• **WHAT THE TASK REQUIRES**
Locate each line holding the string "Sheet" and copy it.

• **DATASET ROWS**
-- start --

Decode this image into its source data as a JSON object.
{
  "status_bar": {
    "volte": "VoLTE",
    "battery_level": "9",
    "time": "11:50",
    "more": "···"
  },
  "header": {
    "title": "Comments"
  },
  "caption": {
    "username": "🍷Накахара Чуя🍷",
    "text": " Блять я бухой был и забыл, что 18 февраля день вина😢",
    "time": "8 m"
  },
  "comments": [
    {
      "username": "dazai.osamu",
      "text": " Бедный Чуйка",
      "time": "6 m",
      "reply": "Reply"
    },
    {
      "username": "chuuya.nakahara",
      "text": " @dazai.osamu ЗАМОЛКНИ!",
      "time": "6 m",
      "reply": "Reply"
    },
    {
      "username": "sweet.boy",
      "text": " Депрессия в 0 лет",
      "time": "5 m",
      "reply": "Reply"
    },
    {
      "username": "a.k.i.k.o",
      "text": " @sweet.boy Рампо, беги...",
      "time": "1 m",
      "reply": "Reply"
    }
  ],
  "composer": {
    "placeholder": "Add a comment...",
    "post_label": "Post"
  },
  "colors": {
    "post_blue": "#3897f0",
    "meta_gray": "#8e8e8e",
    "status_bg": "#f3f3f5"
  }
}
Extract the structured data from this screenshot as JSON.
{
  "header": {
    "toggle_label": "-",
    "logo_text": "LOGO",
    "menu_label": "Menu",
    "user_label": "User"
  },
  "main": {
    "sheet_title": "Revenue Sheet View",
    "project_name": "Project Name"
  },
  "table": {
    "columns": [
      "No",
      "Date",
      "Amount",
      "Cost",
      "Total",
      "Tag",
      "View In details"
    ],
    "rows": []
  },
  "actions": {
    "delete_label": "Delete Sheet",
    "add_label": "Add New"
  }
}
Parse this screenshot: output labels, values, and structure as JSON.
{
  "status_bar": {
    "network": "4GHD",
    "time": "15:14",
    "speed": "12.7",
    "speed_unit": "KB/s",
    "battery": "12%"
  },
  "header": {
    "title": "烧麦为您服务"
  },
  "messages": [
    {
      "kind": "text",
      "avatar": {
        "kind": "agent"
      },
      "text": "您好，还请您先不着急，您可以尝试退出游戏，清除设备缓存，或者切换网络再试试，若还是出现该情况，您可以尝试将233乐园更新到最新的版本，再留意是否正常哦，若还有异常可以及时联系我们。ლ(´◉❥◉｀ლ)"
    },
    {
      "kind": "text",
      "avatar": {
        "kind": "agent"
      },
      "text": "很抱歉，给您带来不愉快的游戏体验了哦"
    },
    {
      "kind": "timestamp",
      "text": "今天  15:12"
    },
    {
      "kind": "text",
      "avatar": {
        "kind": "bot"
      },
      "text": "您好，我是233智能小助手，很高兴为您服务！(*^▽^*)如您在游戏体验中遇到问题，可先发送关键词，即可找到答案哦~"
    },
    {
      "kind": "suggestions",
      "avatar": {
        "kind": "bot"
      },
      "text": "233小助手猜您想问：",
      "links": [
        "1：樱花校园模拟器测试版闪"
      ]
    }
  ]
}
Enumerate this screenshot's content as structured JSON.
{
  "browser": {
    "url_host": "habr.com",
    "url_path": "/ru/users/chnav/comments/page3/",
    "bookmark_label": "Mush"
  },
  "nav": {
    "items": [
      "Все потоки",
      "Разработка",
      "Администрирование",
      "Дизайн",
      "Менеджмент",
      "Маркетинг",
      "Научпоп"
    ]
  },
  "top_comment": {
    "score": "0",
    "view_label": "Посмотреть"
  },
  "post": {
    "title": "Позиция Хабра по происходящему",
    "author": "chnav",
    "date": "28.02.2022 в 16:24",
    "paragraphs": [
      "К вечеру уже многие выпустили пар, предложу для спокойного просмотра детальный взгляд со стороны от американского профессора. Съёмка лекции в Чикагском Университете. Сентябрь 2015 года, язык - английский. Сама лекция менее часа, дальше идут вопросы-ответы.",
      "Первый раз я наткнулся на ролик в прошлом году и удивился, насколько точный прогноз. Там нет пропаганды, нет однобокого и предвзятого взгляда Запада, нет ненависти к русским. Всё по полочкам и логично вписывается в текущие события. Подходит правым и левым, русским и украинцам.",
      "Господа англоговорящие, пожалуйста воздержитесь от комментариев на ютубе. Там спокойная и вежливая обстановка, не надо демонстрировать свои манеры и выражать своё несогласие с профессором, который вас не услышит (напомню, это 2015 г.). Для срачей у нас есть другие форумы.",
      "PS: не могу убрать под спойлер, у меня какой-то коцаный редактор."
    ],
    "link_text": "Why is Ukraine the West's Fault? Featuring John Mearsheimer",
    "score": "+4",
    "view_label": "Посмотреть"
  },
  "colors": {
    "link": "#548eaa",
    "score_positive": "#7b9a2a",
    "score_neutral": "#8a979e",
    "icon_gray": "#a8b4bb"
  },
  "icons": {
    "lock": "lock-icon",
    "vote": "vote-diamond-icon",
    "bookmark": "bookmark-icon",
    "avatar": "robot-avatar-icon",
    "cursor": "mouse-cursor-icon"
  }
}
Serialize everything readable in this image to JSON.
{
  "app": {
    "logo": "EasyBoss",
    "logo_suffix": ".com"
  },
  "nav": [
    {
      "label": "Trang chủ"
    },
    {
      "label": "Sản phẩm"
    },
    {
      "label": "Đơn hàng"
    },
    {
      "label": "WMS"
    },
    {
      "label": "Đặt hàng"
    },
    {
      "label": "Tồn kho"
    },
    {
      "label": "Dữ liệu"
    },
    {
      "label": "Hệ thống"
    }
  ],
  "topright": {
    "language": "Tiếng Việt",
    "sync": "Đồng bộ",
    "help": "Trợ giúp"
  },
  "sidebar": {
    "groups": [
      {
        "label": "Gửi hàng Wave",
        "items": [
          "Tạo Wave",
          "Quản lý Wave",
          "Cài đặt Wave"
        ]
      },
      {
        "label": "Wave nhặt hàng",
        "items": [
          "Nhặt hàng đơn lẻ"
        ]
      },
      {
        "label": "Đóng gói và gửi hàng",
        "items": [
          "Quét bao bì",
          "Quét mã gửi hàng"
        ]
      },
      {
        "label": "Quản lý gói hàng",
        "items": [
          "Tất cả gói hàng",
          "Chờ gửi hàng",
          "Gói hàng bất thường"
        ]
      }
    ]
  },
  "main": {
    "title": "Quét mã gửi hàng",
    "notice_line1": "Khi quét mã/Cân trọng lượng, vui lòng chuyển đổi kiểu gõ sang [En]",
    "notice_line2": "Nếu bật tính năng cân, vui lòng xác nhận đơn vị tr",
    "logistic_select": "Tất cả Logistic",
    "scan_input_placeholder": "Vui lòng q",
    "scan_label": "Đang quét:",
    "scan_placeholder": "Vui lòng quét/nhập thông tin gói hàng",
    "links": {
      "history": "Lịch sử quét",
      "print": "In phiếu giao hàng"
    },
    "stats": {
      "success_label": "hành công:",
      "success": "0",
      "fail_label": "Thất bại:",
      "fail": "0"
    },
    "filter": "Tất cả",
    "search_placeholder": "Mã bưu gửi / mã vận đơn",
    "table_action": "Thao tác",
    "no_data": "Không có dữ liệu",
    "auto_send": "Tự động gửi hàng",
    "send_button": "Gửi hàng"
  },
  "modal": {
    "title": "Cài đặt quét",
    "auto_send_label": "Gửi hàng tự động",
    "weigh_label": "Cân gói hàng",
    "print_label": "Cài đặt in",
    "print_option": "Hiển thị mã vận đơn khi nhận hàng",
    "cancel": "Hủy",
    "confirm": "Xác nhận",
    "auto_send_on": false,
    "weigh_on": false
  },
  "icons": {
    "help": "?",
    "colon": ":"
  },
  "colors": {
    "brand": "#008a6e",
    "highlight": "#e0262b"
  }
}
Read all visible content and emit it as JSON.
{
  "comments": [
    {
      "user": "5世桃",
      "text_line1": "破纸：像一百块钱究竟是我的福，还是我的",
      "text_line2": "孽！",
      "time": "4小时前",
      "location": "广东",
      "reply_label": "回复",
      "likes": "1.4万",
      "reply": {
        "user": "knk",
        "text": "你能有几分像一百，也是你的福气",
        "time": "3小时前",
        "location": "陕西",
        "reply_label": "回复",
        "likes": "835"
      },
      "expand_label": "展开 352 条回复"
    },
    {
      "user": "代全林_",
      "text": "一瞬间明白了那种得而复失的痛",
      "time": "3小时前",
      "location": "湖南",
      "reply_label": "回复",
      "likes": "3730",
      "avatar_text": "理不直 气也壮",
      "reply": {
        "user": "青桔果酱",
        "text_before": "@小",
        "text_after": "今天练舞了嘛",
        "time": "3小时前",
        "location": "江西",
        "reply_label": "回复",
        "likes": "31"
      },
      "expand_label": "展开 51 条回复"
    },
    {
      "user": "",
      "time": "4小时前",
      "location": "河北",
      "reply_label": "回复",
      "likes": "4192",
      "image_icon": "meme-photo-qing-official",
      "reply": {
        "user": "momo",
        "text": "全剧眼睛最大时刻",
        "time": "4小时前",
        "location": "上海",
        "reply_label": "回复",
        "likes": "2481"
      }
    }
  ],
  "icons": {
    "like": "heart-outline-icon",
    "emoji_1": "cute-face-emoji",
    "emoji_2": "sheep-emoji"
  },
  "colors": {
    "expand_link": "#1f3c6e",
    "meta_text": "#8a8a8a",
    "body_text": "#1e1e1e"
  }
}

-- end --

• **SOLUTION FOR THIS PROBLEM**
    "sheet_title": "Revenue Sheet View",
    "delete_label": "Delete Sheet",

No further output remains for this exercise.